## GOAL OF THE EXERCISE
In your copy, reproduce the entries exactly as they are, minus the images.

## Dataset rows
▬▬▬▬▬▬
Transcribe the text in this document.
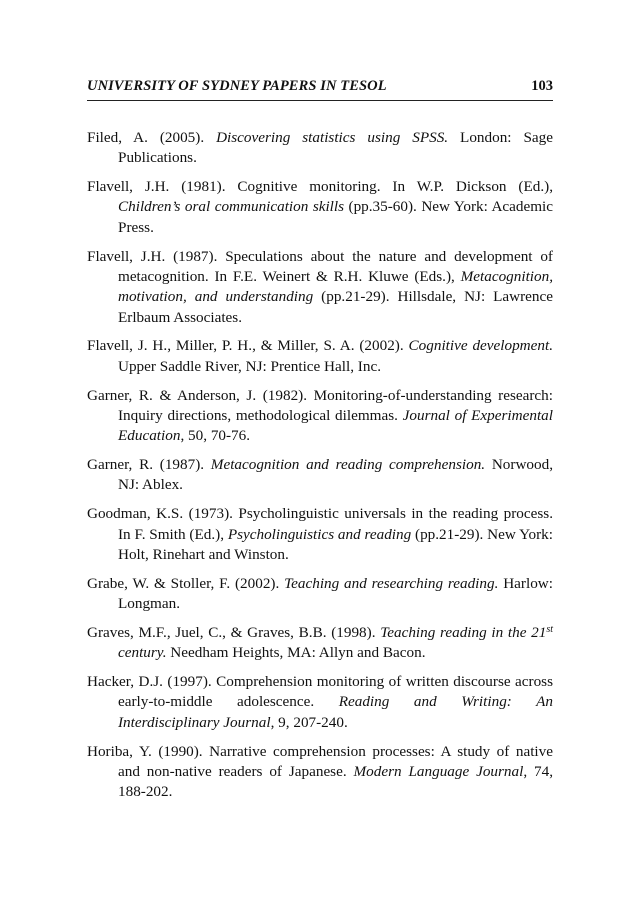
UNIVERSITY OF SYDNEY PAPERS IN TESOL	103

Filed, A. (2005). Discovering statistics using SPSS. London: Sage Publications.

Flavell, J.H. (1981). Cognitive monitoring. In W.P. Dickson (Ed.), Children’s oral communication skills (pp.35-60). New York: Academic Press.

Flavell, J.H. (1987). Speculations about the nature and development of metacognition. In F.E. Weinert & R.H. Kluwe (Eds.), Metacognition, motivation, and understanding (pp.21-29). Hillsdale, NJ: Lawrence Erlbaum Associates.

Flavell, J. H., Miller, P. H., & Miller, S. A. (2002). Cognitive development. Upper Saddle River, NJ: Prentice Hall, Inc.

Garner, R. & Anderson, J. (1982). Monitoring-of-understanding research: Inquiry directions, methodological dilemmas. Journal of Experimental Education, 50, 70-76.

Garner, R. (1987). Metacognition and reading comprehension. Norwood, NJ: Ablex.

Goodman, K.S. (1973). Psycholinguistic universals in the reading process. In F. Smith (Ed.), Psycholinguistics and reading (pp.21-29). New York: Holt, Rinehart and Winston.

Grabe, W. & Stoller, F. (2002). Teaching and researching reading. Harlow: Longman.

Graves, M.F., Juel, C., & Graves, B.B. (1998). Teaching reading in the 21st century. Needham Heights, MA: Allyn and Bacon.

Hacker, D.J. (1997). Comprehension monitoring of written discourse across early-to-middle adolescence. Reading and Writing: An Interdisciplinary Journal, 9, 207-240.

Horiba, Y. (1990). Narrative comprehension processes: A study of native and non-native readers of Japanese. Modern Language Journal, 74, 188-202.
▬▬▬▬▬▬
## RESULT FOR THIS EXERCISE
Transcribe the text in this document.
UNIVERSITY OF SYDNEY PAPERS IN TESOL	103

Filed, A. (2005). Discovering statistics using SPSS. London: Sage Publications.

Flavell, J.H. (1981). Cognitive monitoring. In W.P. Dickson (Ed.), Children’s oral communication skills (pp.35-60). New York: Academic Press.

Flavell, J.H. (1987). Speculations about the nature and development of metacognition. In F.E. Weinert & R.H. Kluwe (Eds.), Metacognition, motivation, and understanding (pp.21-29). Hillsdale, NJ: Lawrence Erlbaum Associates.

Flavell, J. H., Miller, P. H., & Miller, S. A. (2002). Cognitive development. Upper Saddle River, NJ: Prentice Hall, Inc.

Garner, R. & Anderson, J. (1982). Monitoring-of-understanding research: Inquiry directions, methodological dilemmas. Journal of Experimental Education, 50, 70-76.

Garner, R. (1987). Metacognition and reading comprehension. Norwood, NJ: Ablex.

Goodman, K.S. (1973). Psycholinguistic universals in the reading process. In F. Smith (Ed.), Psycholinguistics and reading (pp.21-29). New York: Holt, Rinehart and Winston.

Grabe, W. & Stoller, F. (2002). Teaching and researching reading. Harlow: Longman.

Graves, M.F., Juel, C., & Graves, B.B. (1998). Teaching reading in the 21st century. Needham Heights, MA: Allyn and Bacon.

Hacker, D.J. (1997). Comprehension monitoring of written discourse across early-to-middle adolescence. Reading and Writing: An Interdisciplinary Journal, 9, 207-240.

Horiba, Y. (1990). Narrative comprehension processes: A study of native and non-native readers of Japanese. Modern Language Journal, 74, 188-202.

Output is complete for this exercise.